EXERCISE INSTRUCTIONS
Transcribe the entries that follow exactly as they appear, minus pictures.

---------- GIVEN DATA ----------

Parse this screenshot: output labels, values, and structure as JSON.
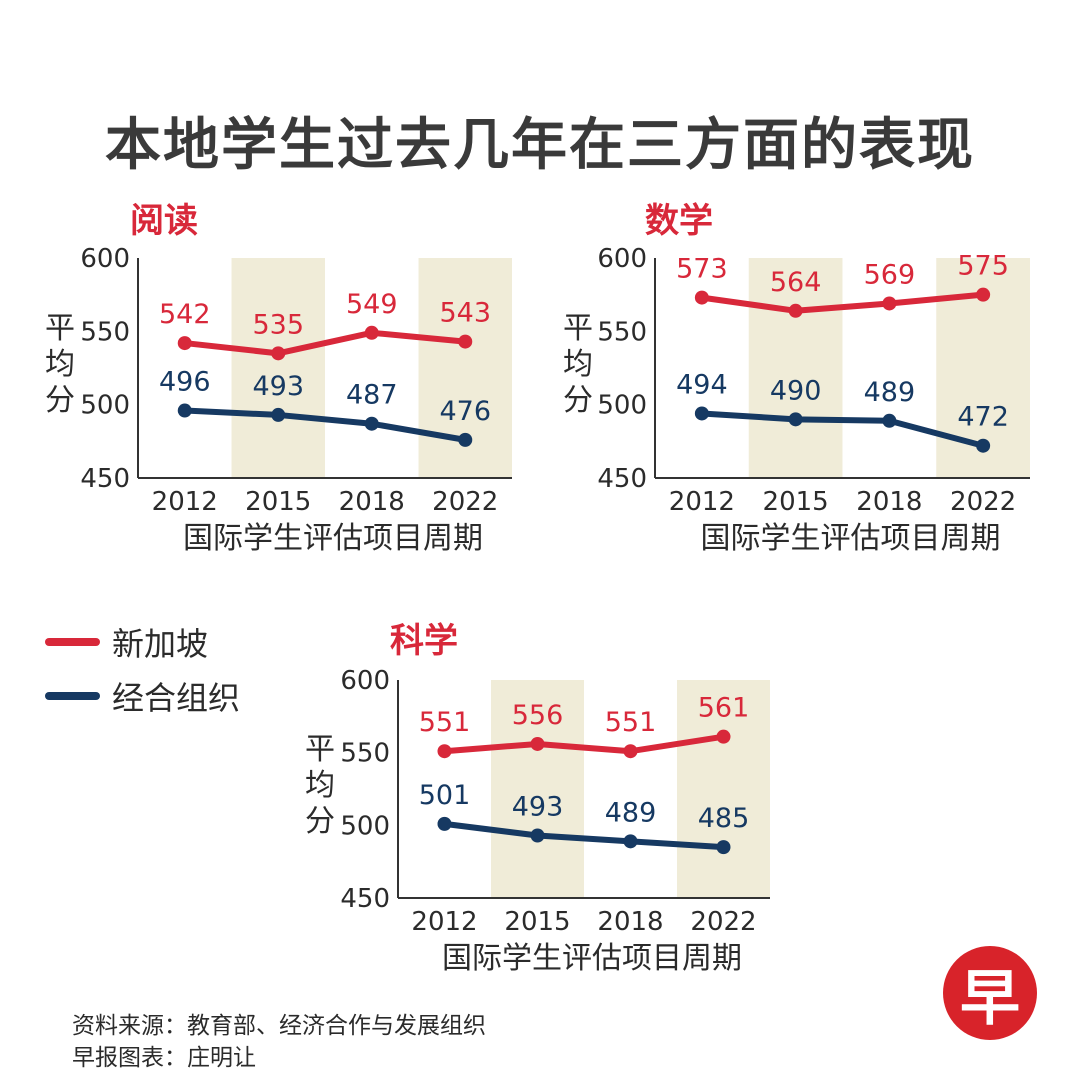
{
  "title": "本地学生过去几年在三方面的表现",
  "colors": {
    "singapore": "#d8283a",
    "oecd": "#163962",
    "highlight": "#f0ecd8",
    "axis": "#333333"
  },
  "legend": [
    {
      "name": "新加坡",
      "color": "#d8283a"
    },
    {
      "name": "经合组织",
      "color": "#163962"
    }
  ],
  "source_line1": "资料来源：教育部、经济合作与发展组织",
  "source_line2": "早报图表：庄明让",
  "logo_text": "早",
  "chart_data": [
    {
      "type": "line",
      "title": "阅读",
      "categories": [
        "2012",
        "2015",
        "2018",
        "2022"
      ],
      "highlighted": [
        "2015",
        "2022"
      ],
      "ylabel": "平均分",
      "xlabel": "国际学生评估项目周期",
      "ylim": [
        450,
        600
      ],
      "yticks": [
        450,
        500,
        550,
        600
      ],
      "series": [
        {
          "name": "新加坡",
          "values": [
            542,
            535,
            549,
            543
          ]
        },
        {
          "name": "经合组织",
          "values": [
            496,
            493,
            487,
            476
          ]
        }
      ]
    },
    {
      "type": "line",
      "title": "数学",
      "categories": [
        "2012",
        "2015",
        "2018",
        "2022"
      ],
      "highlighted": [
        "2015",
        "2022"
      ],
      "ylabel": "平均分",
      "xlabel": "国际学生评估项目周期",
      "ylim": [
        450,
        600
      ],
      "yticks": [
        450,
        500,
        550,
        600
      ],
      "series": [
        {
          "name": "新加坡",
          "values": [
            573,
            564,
            569,
            575
          ]
        },
        {
          "name": "经合组织",
          "values": [
            494,
            490,
            489,
            472
          ]
        }
      ]
    },
    {
      "type": "line",
      "title": "科学",
      "categories": [
        "2012",
        "2015",
        "2018",
        "2022"
      ],
      "highlighted": [
        "2015",
        "2022"
      ],
      "ylabel": "平均分",
      "xlabel": "国际学生评估项目周期",
      "ylim": [
        450,
        600
      ],
      "yticks": [
        450,
        500,
        550,
        600
      ],
      "series": [
        {
          "name": "新加坡",
          "values": [
            551,
            556,
            551,
            561
          ]
        },
        {
          "name": "经合组织",
          "values": [
            501,
            493,
            489,
            485
          ]
        }
      ]
    }
  ]
}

----------

OUTPUT FOR THIS EXERCISE
Parse this screenshot: output labels, values, and structure as JSON.
{
  "title": "本地学生过去几年在三方面的表现",
  "colors": {
    "singapore": "#d8283a",
    "oecd": "#163962",
    "highlight": "#f0ecd8",
    "axis": "#333333"
  },
  "legend": [
    {
      "name": "新加坡",
      "color": "#d8283a"
    },
    {
      "name": "经合组织",
      "color": "#163962"
    }
  ],
  "source_line1": "资料来源：教育部、经济合作与发展组织",
  "source_line2": "早报图表：庄明让",
  "logo_text": "早",
  "chart_data": [
    {
      "type": "line",
      "title": "阅读",
      "categories": [
        "2012",
        "2015",
        "2018",
        "2022"
      ],
      "highlighted": [
        "2015",
        "2022"
      ],
      "ylabel": "平均分",
      "xlabel": "国际学生评估项目周期",
      "ylim": [
        450,
        600
      ],
      "yticks": [
        450,
        500,
        550,
        600
      ],
      "series": [
        {
          "name": "新加坡",
          "values": [
            542,
            535,
            549,
            543
          ]
        },
        {
          "name": "经合组织",
          "values": [
            496,
            493,
            487,
            476
          ]
        }
      ]
    },
    {
      "type": "line",
      "title": "数学",
      "categories": [
        "2012",
        "2015",
        "2018",
        "2022"
      ],
      "highlighted": [
        "2015",
        "2022"
      ],
      "ylabel": "平均分",
      "xlabel": "国际学生评估项目周期",
      "ylim": [
        450,
        600
      ],
      "yticks": [
        450,
        500,
        550,
        600
      ],
      "series": [
        {
          "name": "新加坡",
          "values": [
            573,
            564,
            569,
            575
          ]
        },
        {
          "name": "经合组织",
          "values": [
            494,
            490,
            489,
            472
          ]
        }
      ]
    },
    {
      "type": "line",
      "title": "科学",
      "categories": [
        "2012",
        "2015",
        "2018",
        "2022"
      ],
      "highlighted": [
        "2015",
        "2022"
      ],
      "ylabel": "平均分",
      "xlabel": "国际学生评估项目周期",
      "ylim": [
        450,
        600
      ],
      "yticks": [
        450,
        500,
        550,
        600
      ],
      "series": [
        {
          "name": "新加坡",
          "values": [
            551,
            556,
            551,
            561
          ]
        },
        {
          "name": "经合组织",
          "values": [
            501,
            493,
            489,
            485
          ]
        }
      ]
    }
  ]
}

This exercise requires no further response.